### [WHAT NEEDS TO BE DONE]
Report each line of the data that has "screenshot" somewhere in it.

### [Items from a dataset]

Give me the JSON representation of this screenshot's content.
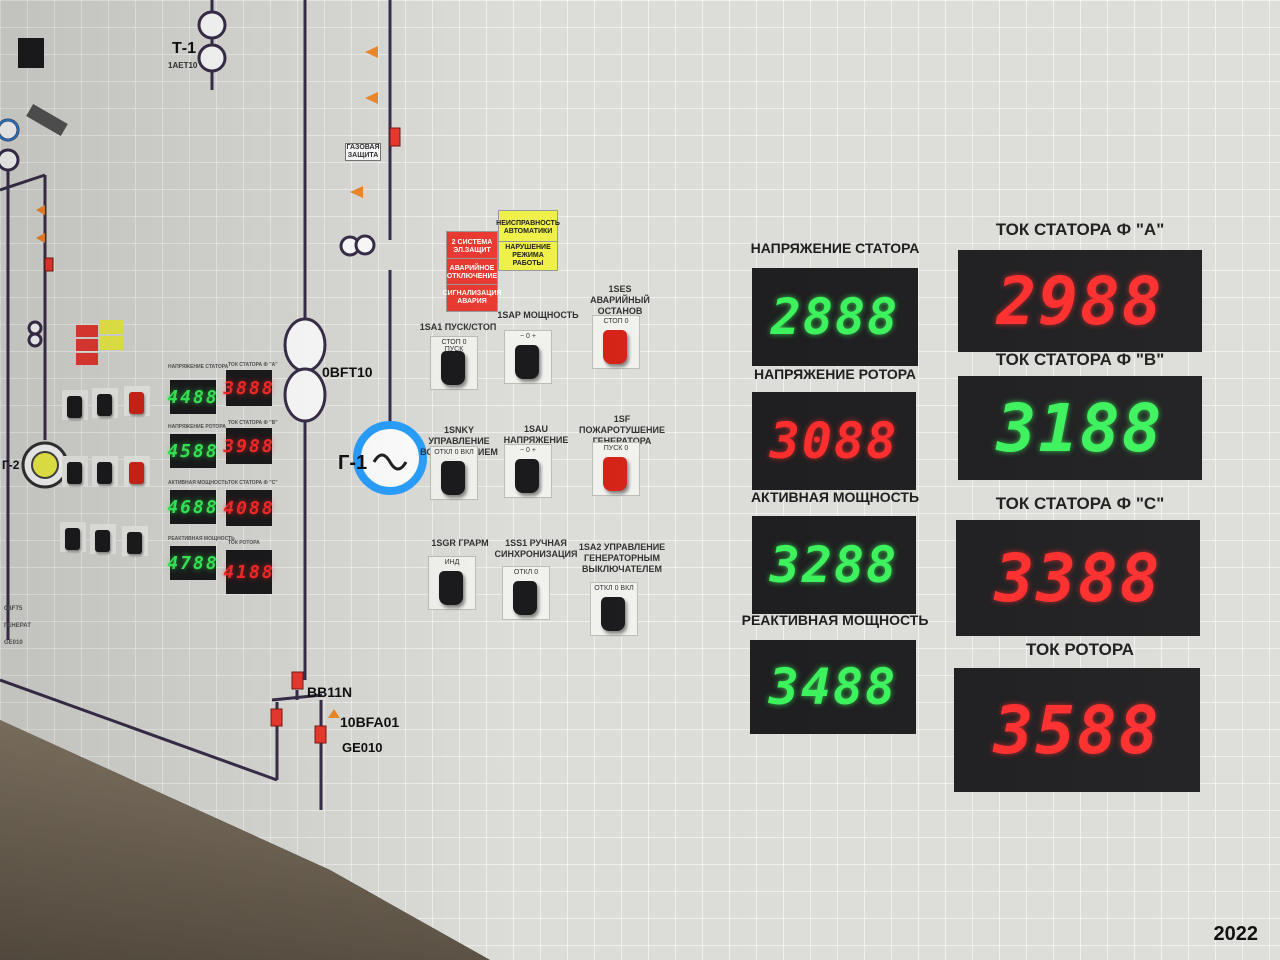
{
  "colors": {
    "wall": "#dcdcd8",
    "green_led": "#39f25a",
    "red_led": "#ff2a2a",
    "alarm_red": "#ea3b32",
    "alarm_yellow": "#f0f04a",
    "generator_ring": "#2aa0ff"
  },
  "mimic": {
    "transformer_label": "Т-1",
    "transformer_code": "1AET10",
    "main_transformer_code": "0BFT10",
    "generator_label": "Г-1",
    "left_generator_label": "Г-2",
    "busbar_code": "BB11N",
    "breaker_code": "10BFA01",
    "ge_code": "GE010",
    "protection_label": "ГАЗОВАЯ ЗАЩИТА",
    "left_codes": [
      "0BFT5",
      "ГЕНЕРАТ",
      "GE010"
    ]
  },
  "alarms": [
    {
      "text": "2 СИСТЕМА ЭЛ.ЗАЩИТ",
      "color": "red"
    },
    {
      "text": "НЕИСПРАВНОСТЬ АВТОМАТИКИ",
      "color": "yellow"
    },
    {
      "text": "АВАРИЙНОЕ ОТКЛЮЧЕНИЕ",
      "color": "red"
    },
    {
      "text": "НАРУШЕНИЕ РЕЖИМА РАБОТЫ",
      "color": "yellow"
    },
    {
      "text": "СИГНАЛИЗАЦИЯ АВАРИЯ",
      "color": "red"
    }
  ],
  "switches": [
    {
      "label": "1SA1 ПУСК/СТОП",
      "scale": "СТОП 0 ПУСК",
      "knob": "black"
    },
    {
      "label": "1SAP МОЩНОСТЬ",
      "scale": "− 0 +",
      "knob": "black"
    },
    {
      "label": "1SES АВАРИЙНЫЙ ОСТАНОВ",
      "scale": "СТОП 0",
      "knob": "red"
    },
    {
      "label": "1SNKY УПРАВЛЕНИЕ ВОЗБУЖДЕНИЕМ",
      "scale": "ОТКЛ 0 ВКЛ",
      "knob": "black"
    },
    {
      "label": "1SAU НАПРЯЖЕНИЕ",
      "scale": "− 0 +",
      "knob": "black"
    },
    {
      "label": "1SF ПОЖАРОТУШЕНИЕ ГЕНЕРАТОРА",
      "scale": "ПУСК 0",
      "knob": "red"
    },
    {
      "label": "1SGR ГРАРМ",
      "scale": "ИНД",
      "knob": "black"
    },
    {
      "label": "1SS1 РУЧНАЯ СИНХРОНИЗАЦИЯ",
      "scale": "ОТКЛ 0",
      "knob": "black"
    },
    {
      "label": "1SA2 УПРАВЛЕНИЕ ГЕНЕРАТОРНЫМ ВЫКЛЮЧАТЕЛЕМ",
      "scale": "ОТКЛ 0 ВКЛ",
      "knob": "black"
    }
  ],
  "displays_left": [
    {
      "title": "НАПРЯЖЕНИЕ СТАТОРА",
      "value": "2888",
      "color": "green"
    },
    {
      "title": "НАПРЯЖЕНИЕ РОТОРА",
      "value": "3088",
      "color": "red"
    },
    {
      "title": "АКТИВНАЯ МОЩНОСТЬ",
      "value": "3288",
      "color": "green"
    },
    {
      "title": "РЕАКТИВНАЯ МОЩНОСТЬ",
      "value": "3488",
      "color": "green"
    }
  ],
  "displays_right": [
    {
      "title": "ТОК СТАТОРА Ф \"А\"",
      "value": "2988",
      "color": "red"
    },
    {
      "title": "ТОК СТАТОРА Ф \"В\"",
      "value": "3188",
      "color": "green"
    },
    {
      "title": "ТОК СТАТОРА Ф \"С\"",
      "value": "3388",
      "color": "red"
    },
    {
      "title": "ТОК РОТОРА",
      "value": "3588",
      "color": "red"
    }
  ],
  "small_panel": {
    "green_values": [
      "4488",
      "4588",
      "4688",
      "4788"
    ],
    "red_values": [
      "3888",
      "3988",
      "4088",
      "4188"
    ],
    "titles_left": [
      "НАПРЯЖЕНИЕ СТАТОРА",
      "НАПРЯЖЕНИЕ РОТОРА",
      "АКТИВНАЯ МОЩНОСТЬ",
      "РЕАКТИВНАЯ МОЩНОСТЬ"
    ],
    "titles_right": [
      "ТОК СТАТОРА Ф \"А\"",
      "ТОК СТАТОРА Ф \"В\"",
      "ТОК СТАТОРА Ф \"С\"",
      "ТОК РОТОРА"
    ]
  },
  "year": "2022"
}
--
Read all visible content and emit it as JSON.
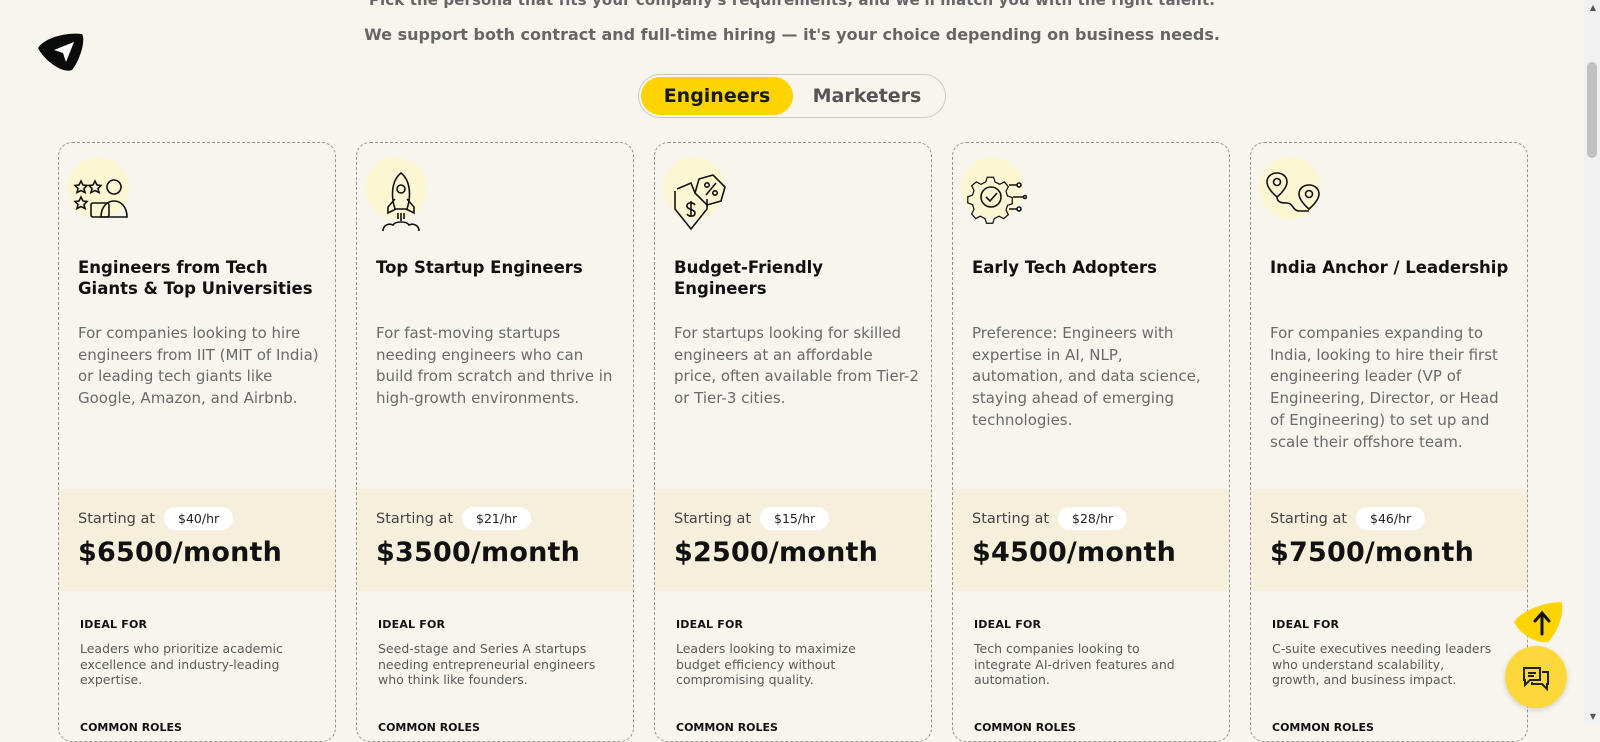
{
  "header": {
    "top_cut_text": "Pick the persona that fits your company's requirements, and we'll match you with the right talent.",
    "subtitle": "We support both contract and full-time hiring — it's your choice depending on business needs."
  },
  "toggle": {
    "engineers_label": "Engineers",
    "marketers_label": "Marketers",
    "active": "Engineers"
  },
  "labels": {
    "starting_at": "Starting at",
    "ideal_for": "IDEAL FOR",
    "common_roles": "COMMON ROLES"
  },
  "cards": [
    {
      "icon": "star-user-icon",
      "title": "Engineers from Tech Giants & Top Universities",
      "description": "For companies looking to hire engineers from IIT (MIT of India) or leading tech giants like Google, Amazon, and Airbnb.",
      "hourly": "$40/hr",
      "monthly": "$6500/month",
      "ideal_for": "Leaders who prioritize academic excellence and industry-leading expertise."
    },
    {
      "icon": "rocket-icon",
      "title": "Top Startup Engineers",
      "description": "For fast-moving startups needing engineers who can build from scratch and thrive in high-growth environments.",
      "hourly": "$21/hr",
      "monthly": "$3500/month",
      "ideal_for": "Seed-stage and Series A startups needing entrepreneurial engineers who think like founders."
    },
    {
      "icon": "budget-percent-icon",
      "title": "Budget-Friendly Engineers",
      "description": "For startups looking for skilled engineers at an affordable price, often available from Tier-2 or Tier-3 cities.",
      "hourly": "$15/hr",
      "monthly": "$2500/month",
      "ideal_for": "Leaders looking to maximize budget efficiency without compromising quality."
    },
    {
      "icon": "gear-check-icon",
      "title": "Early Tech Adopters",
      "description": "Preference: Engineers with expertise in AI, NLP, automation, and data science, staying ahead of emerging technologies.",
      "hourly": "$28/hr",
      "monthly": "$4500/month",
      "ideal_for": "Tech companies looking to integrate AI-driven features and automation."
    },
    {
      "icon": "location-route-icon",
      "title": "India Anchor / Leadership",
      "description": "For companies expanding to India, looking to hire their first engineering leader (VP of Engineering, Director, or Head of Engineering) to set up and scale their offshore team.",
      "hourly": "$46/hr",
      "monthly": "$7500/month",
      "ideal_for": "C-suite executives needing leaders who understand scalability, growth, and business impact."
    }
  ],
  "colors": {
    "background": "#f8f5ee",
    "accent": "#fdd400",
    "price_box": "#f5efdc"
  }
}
--
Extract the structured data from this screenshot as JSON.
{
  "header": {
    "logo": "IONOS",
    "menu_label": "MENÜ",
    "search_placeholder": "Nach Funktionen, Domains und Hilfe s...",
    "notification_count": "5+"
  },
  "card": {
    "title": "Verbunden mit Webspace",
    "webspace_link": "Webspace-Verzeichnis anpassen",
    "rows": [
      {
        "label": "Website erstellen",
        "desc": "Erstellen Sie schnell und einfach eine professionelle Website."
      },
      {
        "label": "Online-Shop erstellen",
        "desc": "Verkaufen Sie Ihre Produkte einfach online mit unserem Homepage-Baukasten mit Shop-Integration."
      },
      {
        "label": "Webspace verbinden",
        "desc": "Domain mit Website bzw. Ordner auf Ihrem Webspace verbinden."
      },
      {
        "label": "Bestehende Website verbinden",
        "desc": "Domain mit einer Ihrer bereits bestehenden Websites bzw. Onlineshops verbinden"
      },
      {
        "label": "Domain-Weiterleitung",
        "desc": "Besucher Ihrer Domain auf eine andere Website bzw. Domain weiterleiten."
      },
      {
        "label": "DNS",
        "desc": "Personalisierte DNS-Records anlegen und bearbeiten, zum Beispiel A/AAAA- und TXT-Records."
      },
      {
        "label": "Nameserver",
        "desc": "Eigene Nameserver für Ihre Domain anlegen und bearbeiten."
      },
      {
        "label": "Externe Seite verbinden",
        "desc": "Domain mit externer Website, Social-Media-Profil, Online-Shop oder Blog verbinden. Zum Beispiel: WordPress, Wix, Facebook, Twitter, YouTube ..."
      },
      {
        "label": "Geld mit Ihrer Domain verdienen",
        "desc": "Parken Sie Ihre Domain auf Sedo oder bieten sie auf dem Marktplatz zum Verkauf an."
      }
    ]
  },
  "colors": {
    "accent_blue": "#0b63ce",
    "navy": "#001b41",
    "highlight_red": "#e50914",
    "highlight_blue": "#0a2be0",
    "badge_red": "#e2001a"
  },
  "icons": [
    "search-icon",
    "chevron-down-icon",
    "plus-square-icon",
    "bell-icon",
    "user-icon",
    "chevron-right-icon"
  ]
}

### [TASK RESULT]
Give me the JSON representation of this screenshot's content.
Extract the structured data from this screenshot as JSON.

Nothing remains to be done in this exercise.